**Text:**
If you do not call the Administrative Law Judge, your appeal will likely be considered abandoned and you will lose your right to a hearing on the action you appealed. A Proposed Decision will be sent out indicating that you have abandoned your appeal hearing.
An appeal hearing is informal and will be digitally recorded. You will be able to participate in the hearing from any location.
The Administrative Law Judge starts the hearing by entering the conference call and determining who is on the line. The judge will write down the names of people who are attending the hearing.
The judge will explain the procedure during the appeal hearing, then swear in individuals who will be participating in the hearing. The Department will give their testimony first and submit exhibits into evidence. Once the Department is finished, you will have a chance to ask the Department questions about their testimony.
Now, it is your turn to testify. If you submitted any supporting documentation, the Administrative Law Judge will assign each piece an exhibit number. Arrangements may be made during the hearing to determine how you will submit copies of the exhibits to the judge, if additional information is needed based on the testimony. It will be up to the judge whether or not to accept exhibits into the record. After you have completed your testimony, the Department will have a chance to ask you questions.
Once questions are over, the judge asks if there were any other comments that either you or the Department would like to make. If not, the hearing is ended.
The Administrative Law Judge will make a decision about your appeal and issue a proposed decision. A decision will not be given during the hearing.
If you missed your appeal hearing and didn't call into the telephone conferencing system on the date and time of your hearing, your appeal is considered abandoned. The administrative law judge will issue a proposed decision dismissing your appeal because you did not attend.
If you believe you had good cause for missing your appeal hearing, you may ask to schedule a new hearing by filing a motion to vacate.
Your motion to vacate must be sent to the Department by mail, personal delivery, fax or email to:
Iowa Department of Health and Human Services
Appeals Bureau
1305 E. Walnut St, 5th Floor
Des Moines, IA 50319
Phone: 1-888-723-9637
FAX: 515-564-4044
Email: appeals@dhs.state.ia.us
A motion to vacate must be sent within fourteen days after the date of this decision and state all facts that establish good cause for your failure to appear or participate in the hearing.
Your appeal file will be sent back to an Administrative Law Judge to determine if you had good cause. If you did, a new appeal hearing will be scheduled for you. If you did not, another proposed decision will be issued indicating that you did not have good cause.
Decision
Once the Administrative Law Judge has made a decision on your appeal, a Proposed Decision will be issued. It will explain the issue of the appeal, a brief summary of the testimony given during the hearing, and the judge's decision.
If you disagree with the Proposed Decision, you may request a review. Any party, including the Department, may request a review if the party disagrees with the Administrative Law Judge's decision.
A review request must be submitted in writing. Mail, fax or email your request for review to:
Department of Health and Human Services
Appeals Bureau
1305 E Walnut St, 5th Floor
Des Moines, IA 50319
Phone: 1-888-723-9637
FAX: 515-564-4044
Email: appeals@dhs.state.ia.us
Your request must be postmarked, faxed or emailed within 14 calendar days of the date on the Proposed Decision. The date is located just above the Administrative Law Judge's signature.
If you requested a review and disagree with the Final Decision, you may file a petition in district court in the county you live in. You must file your petition within 30 days of the date on the Final Decision.

**The data:**

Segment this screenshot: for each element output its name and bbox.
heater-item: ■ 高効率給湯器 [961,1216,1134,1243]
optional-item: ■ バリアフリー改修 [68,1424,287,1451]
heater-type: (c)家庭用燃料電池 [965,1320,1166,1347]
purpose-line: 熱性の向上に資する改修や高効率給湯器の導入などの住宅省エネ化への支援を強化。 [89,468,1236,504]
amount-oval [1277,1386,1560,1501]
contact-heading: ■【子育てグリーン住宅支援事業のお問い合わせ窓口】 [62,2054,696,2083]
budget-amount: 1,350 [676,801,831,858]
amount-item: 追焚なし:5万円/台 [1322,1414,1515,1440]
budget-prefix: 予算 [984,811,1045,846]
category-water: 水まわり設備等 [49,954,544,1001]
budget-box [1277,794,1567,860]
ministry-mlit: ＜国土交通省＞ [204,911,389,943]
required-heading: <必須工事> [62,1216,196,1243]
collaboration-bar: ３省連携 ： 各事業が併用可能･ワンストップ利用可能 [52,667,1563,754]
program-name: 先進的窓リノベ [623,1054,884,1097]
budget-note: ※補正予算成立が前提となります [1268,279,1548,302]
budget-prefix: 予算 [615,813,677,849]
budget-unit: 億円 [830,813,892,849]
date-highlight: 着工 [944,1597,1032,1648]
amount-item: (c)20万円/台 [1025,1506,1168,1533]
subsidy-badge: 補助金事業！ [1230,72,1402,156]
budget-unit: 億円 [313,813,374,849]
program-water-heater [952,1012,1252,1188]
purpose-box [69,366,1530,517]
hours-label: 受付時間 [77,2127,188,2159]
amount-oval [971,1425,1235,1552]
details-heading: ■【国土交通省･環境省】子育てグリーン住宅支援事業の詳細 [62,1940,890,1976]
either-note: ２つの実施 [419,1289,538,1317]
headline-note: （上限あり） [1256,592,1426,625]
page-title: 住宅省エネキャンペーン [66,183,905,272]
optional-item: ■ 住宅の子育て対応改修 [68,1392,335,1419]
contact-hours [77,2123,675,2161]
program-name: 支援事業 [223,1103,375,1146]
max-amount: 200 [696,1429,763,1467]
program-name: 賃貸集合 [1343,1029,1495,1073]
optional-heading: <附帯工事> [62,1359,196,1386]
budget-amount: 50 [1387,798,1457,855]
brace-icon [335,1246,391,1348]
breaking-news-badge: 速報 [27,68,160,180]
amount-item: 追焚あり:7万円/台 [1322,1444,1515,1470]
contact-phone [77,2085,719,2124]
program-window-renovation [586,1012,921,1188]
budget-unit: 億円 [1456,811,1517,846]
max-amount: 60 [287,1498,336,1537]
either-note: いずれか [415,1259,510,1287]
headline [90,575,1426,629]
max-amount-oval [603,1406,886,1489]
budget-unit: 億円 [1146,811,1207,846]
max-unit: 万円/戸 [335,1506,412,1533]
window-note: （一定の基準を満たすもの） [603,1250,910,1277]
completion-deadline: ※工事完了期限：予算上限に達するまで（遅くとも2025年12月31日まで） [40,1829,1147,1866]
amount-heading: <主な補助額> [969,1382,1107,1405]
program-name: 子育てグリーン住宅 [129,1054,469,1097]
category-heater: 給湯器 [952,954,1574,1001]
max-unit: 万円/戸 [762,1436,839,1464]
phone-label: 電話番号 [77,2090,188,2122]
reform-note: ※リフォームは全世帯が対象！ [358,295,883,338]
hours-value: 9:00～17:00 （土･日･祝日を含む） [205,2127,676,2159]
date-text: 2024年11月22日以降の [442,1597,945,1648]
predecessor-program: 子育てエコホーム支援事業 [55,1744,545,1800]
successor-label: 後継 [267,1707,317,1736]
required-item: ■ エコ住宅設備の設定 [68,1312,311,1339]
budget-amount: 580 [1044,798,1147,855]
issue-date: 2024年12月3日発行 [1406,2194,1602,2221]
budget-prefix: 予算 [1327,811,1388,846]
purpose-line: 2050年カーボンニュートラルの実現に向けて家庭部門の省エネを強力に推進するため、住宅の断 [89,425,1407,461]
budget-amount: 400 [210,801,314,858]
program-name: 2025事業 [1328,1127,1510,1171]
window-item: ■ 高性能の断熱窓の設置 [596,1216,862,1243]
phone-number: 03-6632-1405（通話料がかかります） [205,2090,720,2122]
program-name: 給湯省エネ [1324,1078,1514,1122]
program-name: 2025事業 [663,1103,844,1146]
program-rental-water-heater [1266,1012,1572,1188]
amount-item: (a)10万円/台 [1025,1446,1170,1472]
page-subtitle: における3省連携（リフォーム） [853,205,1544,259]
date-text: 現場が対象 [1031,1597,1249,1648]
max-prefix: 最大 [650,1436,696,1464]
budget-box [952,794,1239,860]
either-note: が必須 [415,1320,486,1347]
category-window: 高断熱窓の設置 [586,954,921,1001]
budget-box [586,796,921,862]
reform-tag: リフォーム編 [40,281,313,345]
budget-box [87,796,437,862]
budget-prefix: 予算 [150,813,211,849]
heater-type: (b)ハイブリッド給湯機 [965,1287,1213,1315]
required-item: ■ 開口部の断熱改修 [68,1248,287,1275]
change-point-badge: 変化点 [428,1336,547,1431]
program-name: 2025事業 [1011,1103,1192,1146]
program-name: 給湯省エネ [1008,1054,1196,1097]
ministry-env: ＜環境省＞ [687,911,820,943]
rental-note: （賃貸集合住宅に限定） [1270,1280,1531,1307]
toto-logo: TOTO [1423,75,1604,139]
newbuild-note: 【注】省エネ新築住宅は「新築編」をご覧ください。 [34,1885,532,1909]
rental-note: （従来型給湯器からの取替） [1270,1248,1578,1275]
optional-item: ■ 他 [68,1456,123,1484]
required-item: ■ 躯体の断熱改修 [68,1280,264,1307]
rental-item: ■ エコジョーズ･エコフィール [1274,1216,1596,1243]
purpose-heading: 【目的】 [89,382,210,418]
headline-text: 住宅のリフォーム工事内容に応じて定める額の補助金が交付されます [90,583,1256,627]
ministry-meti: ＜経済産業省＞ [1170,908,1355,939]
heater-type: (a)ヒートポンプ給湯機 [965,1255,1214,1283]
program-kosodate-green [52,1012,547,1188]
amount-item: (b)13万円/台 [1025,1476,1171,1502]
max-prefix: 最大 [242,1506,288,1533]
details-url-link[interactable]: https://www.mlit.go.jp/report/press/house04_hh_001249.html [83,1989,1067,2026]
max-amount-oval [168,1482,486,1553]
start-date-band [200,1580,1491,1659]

**Exercise set:**
1. How would you put this sentence from the text on appeal hearings into Spanish: "A decision will not be given during the hearing."?
2. Can you copy the text on appeal hearings word for word, starting at "If you disagree" and ending at "the Final Decision."?
The lines above come from a separate source, not from the text on appeal hearings.

**Results in order:**
1. No se dará una decisión durante la audiencia.

2.
If you disagree with the Proposed Decision, you may request a review. Any party, including the Department, may request a review if the party disagrees with the Administrative Law Judge's decision.
A review request must be submitted in writing. Mail, fax or email your request for review to:
Department of Health and Human Services
Appeals Bureau
1305 E Walnut St, 5th Floor
Des Moines, IA 50319
Phone: 1-888-723-9637
FAX: 515-564-4044
Email: appeals@dhs.state.ia.us
Your request must be postmarked, faxed or emailed within 14 calendar days of the date on the Proposed Decision. The date is located just above the Administrative Law Judge's signature.
If you requested a review and disagree with the Final Decision, you may file a petition in district court in the county you live in. You must file your petition within 30 days of the date on the Final Decision.